Your instructions: Wherever a line holds the string "Салаты", copy that line.

Records from a data source
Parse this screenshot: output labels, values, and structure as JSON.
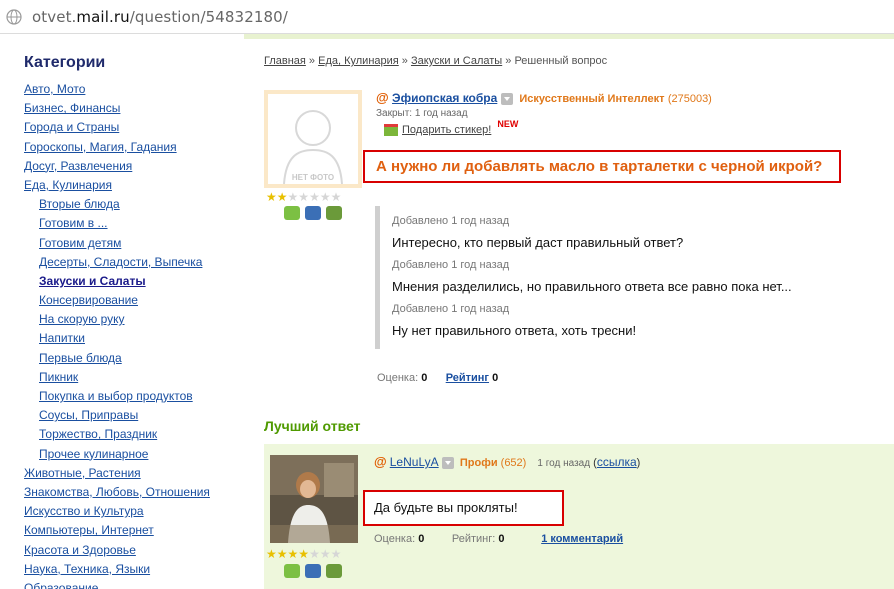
{
  "address_bar": {
    "host": "otvet.",
    "domain": "mail.ru",
    "path": "/question/54832180/"
  },
  "sidebar": {
    "title": "Категории",
    "items": [
      {
        "label": "Авто, Мото",
        "level": 0
      },
      {
        "label": "Бизнес, Финансы",
        "level": 0
      },
      {
        "label": "Города и Страны",
        "level": 0
      },
      {
        "label": "Гороскопы, Магия, Гадания",
        "level": 0
      },
      {
        "label": "Досуг, Развлечения",
        "level": 0
      },
      {
        "label": "Еда, Кулинария",
        "level": 0
      },
      {
        "label": "Вторые блюда",
        "level": 1
      },
      {
        "label": "Готовим в ...",
        "level": 1
      },
      {
        "label": "Готовим детям",
        "level": 1
      },
      {
        "label": "Десерты, Сладости, Выпечка",
        "level": 1
      },
      {
        "label": "Закуски и Салаты",
        "level": 1,
        "active": true
      },
      {
        "label": "Консервирование",
        "level": 1
      },
      {
        "label": "На скорую руку",
        "level": 1
      },
      {
        "label": "Напитки",
        "level": 1
      },
      {
        "label": "Первые блюда",
        "level": 1
      },
      {
        "label": "Пикник",
        "level": 1
      },
      {
        "label": "Покупка и выбор продуктов",
        "level": 1
      },
      {
        "label": "Соусы, Приправы",
        "level": 1
      },
      {
        "label": "Торжество, Праздник",
        "level": 1
      },
      {
        "label": "Прочее кулинарное",
        "level": 1
      },
      {
        "label": "Животные, Растения",
        "level": 0
      },
      {
        "label": "Знакомства, Любовь, Отношения",
        "level": 0
      },
      {
        "label": "Искусство и Культура",
        "level": 0
      },
      {
        "label": "Компьютеры, Интернет",
        "level": 0
      },
      {
        "label": "Красота и Здоровье",
        "level": 0
      },
      {
        "label": "Наука, Техника, Языки",
        "level": 0
      },
      {
        "label": "Образование",
        "level": 0
      }
    ]
  },
  "breadcrumb": {
    "items": [
      "Главная",
      "Еда, Кулинария",
      "Закуски и Салаты"
    ],
    "separator": " » ",
    "current": "Решенный вопрос"
  },
  "question": {
    "avatar_label": "НЕТ ФОТО",
    "stars": {
      "filled": 2,
      "total": 7
    },
    "at_sign": "@",
    "author": "Эфиопская кобра",
    "rank": "Искусственный Интеллект",
    "points": "(275003)",
    "closed": "Закрыт: 1 год назад",
    "gift_link": "Подарить стикер!",
    "new_badge": "NEW",
    "title": "А нужно ли добавлять масло в тарталетки с черной икрой?",
    "additions": [
      {
        "label": "Добавлено 1 год назад",
        "text": "Интересно, кто первый даст правильный ответ?"
      },
      {
        "label": "Добавлено 1 год назад",
        "text": "Мнения разделились, но правильного ответа все равно пока нет..."
      },
      {
        "label": "Добавлено 1 год назад",
        "text": "Ну нет правильного ответа, хоть тресни!"
      }
    ],
    "score_label": "Оценка:",
    "score_value": "0",
    "rating_label": "Рейтинг",
    "rating_value": "0"
  },
  "best_answer": {
    "heading": "Лучший ответ",
    "stars": {
      "filled": 4,
      "total": 7
    },
    "at_sign": "@",
    "author": "LeNuLyA",
    "rank": "Профи",
    "points": "(652)",
    "time": "1 год назад",
    "link_open": "(",
    "link": "ссылка",
    "link_close": ")",
    "text": "Да будьте вы прокляты!",
    "score_label": "Оценка:",
    "score_value": "0",
    "rating_label": "Рейтинг:",
    "rating_value": "0",
    "comments": "1 комментарий"
  },
  "colors": {
    "accent_orange": "#e06010",
    "link_blue": "#1a4fa0",
    "highlight_red": "#d80000",
    "best_green": "#4f9a00",
    "answer_bg": "#eef7dc"
  }
}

Output below:
        "label": "Закуски и Салаты",
      "Закуски и Салаты"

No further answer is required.